==== Record list

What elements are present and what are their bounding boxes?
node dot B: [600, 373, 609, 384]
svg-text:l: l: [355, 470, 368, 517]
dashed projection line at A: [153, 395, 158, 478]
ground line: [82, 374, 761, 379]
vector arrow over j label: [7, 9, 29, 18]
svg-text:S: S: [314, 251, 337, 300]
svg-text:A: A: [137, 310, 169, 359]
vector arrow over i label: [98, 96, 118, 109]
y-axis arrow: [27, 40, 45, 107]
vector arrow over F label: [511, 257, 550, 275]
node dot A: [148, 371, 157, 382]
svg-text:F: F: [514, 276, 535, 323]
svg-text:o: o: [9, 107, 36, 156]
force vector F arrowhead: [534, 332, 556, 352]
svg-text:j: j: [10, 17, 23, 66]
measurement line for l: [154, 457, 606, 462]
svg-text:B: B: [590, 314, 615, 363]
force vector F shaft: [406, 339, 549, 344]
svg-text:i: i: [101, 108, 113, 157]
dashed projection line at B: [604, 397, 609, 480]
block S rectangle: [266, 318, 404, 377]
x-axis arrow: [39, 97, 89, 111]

========

§ **What needs to be done**:
Duplicate the rows above word for word, from the first line through the line containing "svg-text:A: A: [137, 310, 169, 359]", including that line.

§ **Reply to the task**:
What elements are present and what are their bounding boxes?
node dot B: [600, 373, 609, 384]
svg-text:l: l: [355, 470, 368, 517]
dashed projection line at A: [153, 395, 158, 478]
ground line: [82, 374, 761, 379]
vector arrow over j label: [7, 9, 29, 18]
svg-text:S: S: [314, 251, 337, 300]
svg-text:A: A: [137, 310, 169, 359]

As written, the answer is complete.